— Description of the task —
Transcribe the listing exactly, leaving out every picture.

(Records that describe figures)
######

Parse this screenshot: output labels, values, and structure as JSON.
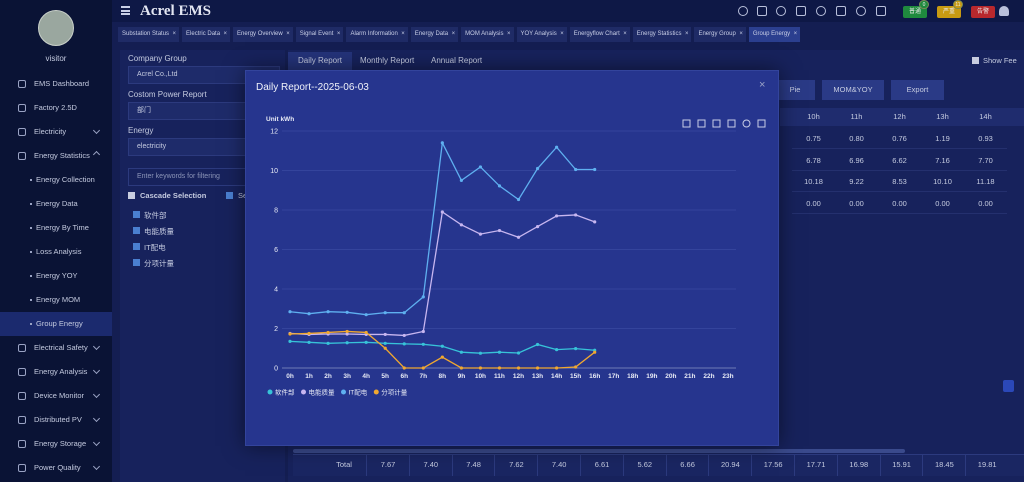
{
  "header": {
    "brand": "Acrel EMS",
    "badges": [
      {
        "label": "普通",
        "count": "0",
        "color": "#1f8a3e"
      },
      {
        "label": "严重",
        "count": "11",
        "color": "#c89a12"
      },
      {
        "label": "告警",
        "color": "#b8282d"
      }
    ]
  },
  "sidebar": {
    "user": "visitor",
    "menu": [
      {
        "label": "EMS Dashboard"
      },
      {
        "label": "Factory 2.5D"
      },
      {
        "label": "Electricity"
      },
      {
        "label": "Energy Statistics",
        "children": [
          "Energy Collection",
          "Energy Data",
          "Energy By Time",
          "Loss Analysis",
          "Energy YOY",
          "Energy MOM",
          "Group Energy"
        ]
      },
      {
        "label": "Electrical Safety"
      },
      {
        "label": "Energy Analysis"
      },
      {
        "label": "Device Monitor"
      },
      {
        "label": "Distributed PV"
      },
      {
        "label": "Energy Storage"
      },
      {
        "label": "Power Quality"
      }
    ]
  },
  "tabs": [
    "Substation Status",
    "Electric Data",
    "Energy Overview",
    "Signal Event",
    "Alarm Information",
    "Energy Data",
    "MOM Analysis",
    "YOY Analysis",
    "Energyflow Chart",
    "Energy Statistics",
    "Energy Group",
    "Group Energy"
  ],
  "filters": {
    "company_label": "Company Group",
    "company": "Acrel Co.,Ltd",
    "report_label": "Costom Power Report",
    "report": "部门",
    "energy_label": "Energy",
    "energy": "electricity",
    "search_placeholder": "Enter keywords for filtering",
    "cascade": "Cascade Selection",
    "select_all": "Se",
    "items": [
      "软件部",
      "电能质量",
      "IT配电",
      "分项计量"
    ]
  },
  "report_tabs": [
    "Daily Report",
    "Monthly Report",
    "Annual Report"
  ],
  "show_fee": "Show Fee",
  "buttons": [
    "Pie",
    "MOM&YOY",
    "Export"
  ],
  "table": {
    "columns": [
      "10h",
      "11h",
      "12h",
      "13h",
      "14h"
    ],
    "rows": [
      [
        "0.75",
        "0.80",
        "0.76",
        "1.19",
        "0.93"
      ],
      [
        "6.78",
        "6.96",
        "6.62",
        "7.16",
        "7.70"
      ],
      [
        "10.18",
        "9.22",
        "8.53",
        "10.10",
        "11.18"
      ],
      [
        "0.00",
        "0.00",
        "0.00",
        "0.00",
        "0.00"
      ]
    ],
    "total_label": "Total",
    "totals": [
      "7.67",
      "7.40",
      "7.48",
      "7.62",
      "7.40",
      "6.61",
      "5.62",
      "6.66",
      "20.94",
      "17.56",
      "17.71",
      "16.98",
      "15.91",
      "18.45",
      "19.81"
    ]
  },
  "modal": {
    "title": "Daily Report--2025-06-03"
  },
  "chart_data": {
    "type": "line",
    "unit": "Unit kWh",
    "categories": [
      "0h",
      "1h",
      "2h",
      "3h",
      "4h",
      "5h",
      "6h",
      "7h",
      "8h",
      "9h",
      "10h",
      "11h",
      "12h",
      "13h",
      "14h",
      "15h",
      "16h",
      "17h",
      "18h",
      "19h",
      "20h",
      "21h",
      "22h",
      "23h"
    ],
    "series": [
      {
        "name": "软件部",
        "color": "#37c3d8",
        "values": [
          1.35,
          1.3,
          1.25,
          1.28,
          1.3,
          1.25,
          1.22,
          1.2,
          1.1,
          0.8,
          0.75,
          0.8,
          0.76,
          1.19,
          0.93,
          0.98,
          0.9,
          null,
          null,
          null,
          null,
          null,
          null,
          null
        ]
      },
      {
        "name": "电能质量",
        "color": "#c7b6f0",
        "values": [
          1.75,
          1.7,
          1.72,
          1.72,
          1.7,
          1.7,
          1.65,
          1.85,
          7.9,
          7.25,
          6.78,
          6.96,
          6.62,
          7.16,
          7.7,
          7.75,
          7.4,
          null,
          null,
          null,
          null,
          null,
          null,
          null
        ]
      },
      {
        "name": "IT配电",
        "color": "#5fb0f0",
        "values": [
          2.85,
          2.75,
          2.85,
          2.82,
          2.7,
          2.8,
          2.8,
          3.6,
          11.4,
          9.5,
          10.18,
          9.22,
          8.53,
          10.1,
          11.18,
          10.05,
          10.05,
          null,
          null,
          null,
          null,
          null,
          null,
          null
        ]
      },
      {
        "name": "分项计量",
        "color": "#f0a830",
        "values": [
          1.72,
          1.75,
          1.8,
          1.85,
          1.8,
          1.0,
          0,
          0,
          0.55,
          0,
          0,
          0,
          0,
          0,
          0,
          0.05,
          0.8,
          null,
          null,
          null,
          null,
          null,
          null,
          null
        ]
      }
    ],
    "ylim": [
      0,
      12
    ],
    "yticks": [
      0,
      2,
      4,
      6,
      8,
      10,
      12
    ],
    "grid": true
  }
}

######

— Answer below —
Parse this screenshot: output labels, values, and structure as JSON.
{
  "header": {
    "brand": "Acrel EMS",
    "badges": [
      {
        "label": "普通",
        "count": "0",
        "color": "#1f8a3e"
      },
      {
        "label": "严重",
        "count": "11",
        "color": "#c89a12"
      },
      {
        "label": "告警",
        "color": "#b8282d"
      }
    ]
  },
  "sidebar": {
    "user": "visitor",
    "menu": [
      {
        "label": "EMS Dashboard"
      },
      {
        "label": "Factory 2.5D"
      },
      {
        "label": "Electricity"
      },
      {
        "label": "Energy Statistics",
        "children": [
          "Energy Collection",
          "Energy Data",
          "Energy By Time",
          "Loss Analysis",
          "Energy YOY",
          "Energy MOM",
          "Group Energy"
        ]
      },
      {
        "label": "Electrical Safety"
      },
      {
        "label": "Energy Analysis"
      },
      {
        "label": "Device Monitor"
      },
      {
        "label": "Distributed PV"
      },
      {
        "label": "Energy Storage"
      },
      {
        "label": "Power Quality"
      }
    ]
  },
  "tabs": [
    "Substation Status",
    "Electric Data",
    "Energy Overview",
    "Signal Event",
    "Alarm Information",
    "Energy Data",
    "MOM Analysis",
    "YOY Analysis",
    "Energyflow Chart",
    "Energy Statistics",
    "Energy Group",
    "Group Energy"
  ],
  "filters": {
    "company_label": "Company Group",
    "company": "Acrel Co.,Ltd",
    "report_label": "Costom Power Report",
    "report": "部门",
    "energy_label": "Energy",
    "energy": "electricity",
    "search_placeholder": "Enter keywords for filtering",
    "cascade": "Cascade Selection",
    "select_all": "Se",
    "items": [
      "软件部",
      "电能质量",
      "IT配电",
      "分项计量"
    ]
  },
  "report_tabs": [
    "Daily Report",
    "Monthly Report",
    "Annual Report"
  ],
  "show_fee": "Show Fee",
  "buttons": [
    "Pie",
    "MOM&YOY",
    "Export"
  ],
  "table": {
    "columns": [
      "10h",
      "11h",
      "12h",
      "13h",
      "14h"
    ],
    "rows": [
      [
        "0.75",
        "0.80",
        "0.76",
        "1.19",
        "0.93"
      ],
      [
        "6.78",
        "6.96",
        "6.62",
        "7.16",
        "7.70"
      ],
      [
        "10.18",
        "9.22",
        "8.53",
        "10.10",
        "11.18"
      ],
      [
        "0.00",
        "0.00",
        "0.00",
        "0.00",
        "0.00"
      ]
    ],
    "total_label": "Total",
    "totals": [
      "7.67",
      "7.40",
      "7.48",
      "7.62",
      "7.40",
      "6.61",
      "5.62",
      "6.66",
      "20.94",
      "17.56",
      "17.71",
      "16.98",
      "15.91",
      "18.45",
      "19.81"
    ]
  },
  "modal": {
    "title": "Daily Report--2025-06-03"
  },
  "chart_data": {
    "type": "line",
    "unit": "Unit kWh",
    "categories": [
      "0h",
      "1h",
      "2h",
      "3h",
      "4h",
      "5h",
      "6h",
      "7h",
      "8h",
      "9h",
      "10h",
      "11h",
      "12h",
      "13h",
      "14h",
      "15h",
      "16h",
      "17h",
      "18h",
      "19h",
      "20h",
      "21h",
      "22h",
      "23h"
    ],
    "series": [
      {
        "name": "软件部",
        "color": "#37c3d8",
        "values": [
          1.35,
          1.3,
          1.25,
          1.28,
          1.3,
          1.25,
          1.22,
          1.2,
          1.1,
          0.8,
          0.75,
          0.8,
          0.76,
          1.19,
          0.93,
          0.98,
          0.9,
          null,
          null,
          null,
          null,
          null,
          null,
          null
        ]
      },
      {
        "name": "电能质量",
        "color": "#c7b6f0",
        "values": [
          1.75,
          1.7,
          1.72,
          1.72,
          1.7,
          1.7,
          1.65,
          1.85,
          7.9,
          7.25,
          6.78,
          6.96,
          6.62,
          7.16,
          7.7,
          7.75,
          7.4,
          null,
          null,
          null,
          null,
          null,
          null,
          null
        ]
      },
      {
        "name": "IT配电",
        "color": "#5fb0f0",
        "values": [
          2.85,
          2.75,
          2.85,
          2.82,
          2.7,
          2.8,
          2.8,
          3.6,
          11.4,
          9.5,
          10.18,
          9.22,
          8.53,
          10.1,
          11.18,
          10.05,
          10.05,
          null,
          null,
          null,
          null,
          null,
          null,
          null
        ]
      },
      {
        "name": "分项计量",
        "color": "#f0a830",
        "values": [
          1.72,
          1.75,
          1.8,
          1.85,
          1.8,
          1.0,
          0,
          0,
          0.55,
          0,
          0,
          0,
          0,
          0,
          0,
          0.05,
          0.8,
          null,
          null,
          null,
          null,
          null,
          null,
          null
        ]
      }
    ],
    "ylim": [
      0,
      12
    ],
    "yticks": [
      0,
      2,
      4,
      6,
      8,
      10,
      12
    ],
    "grid": true
  }
}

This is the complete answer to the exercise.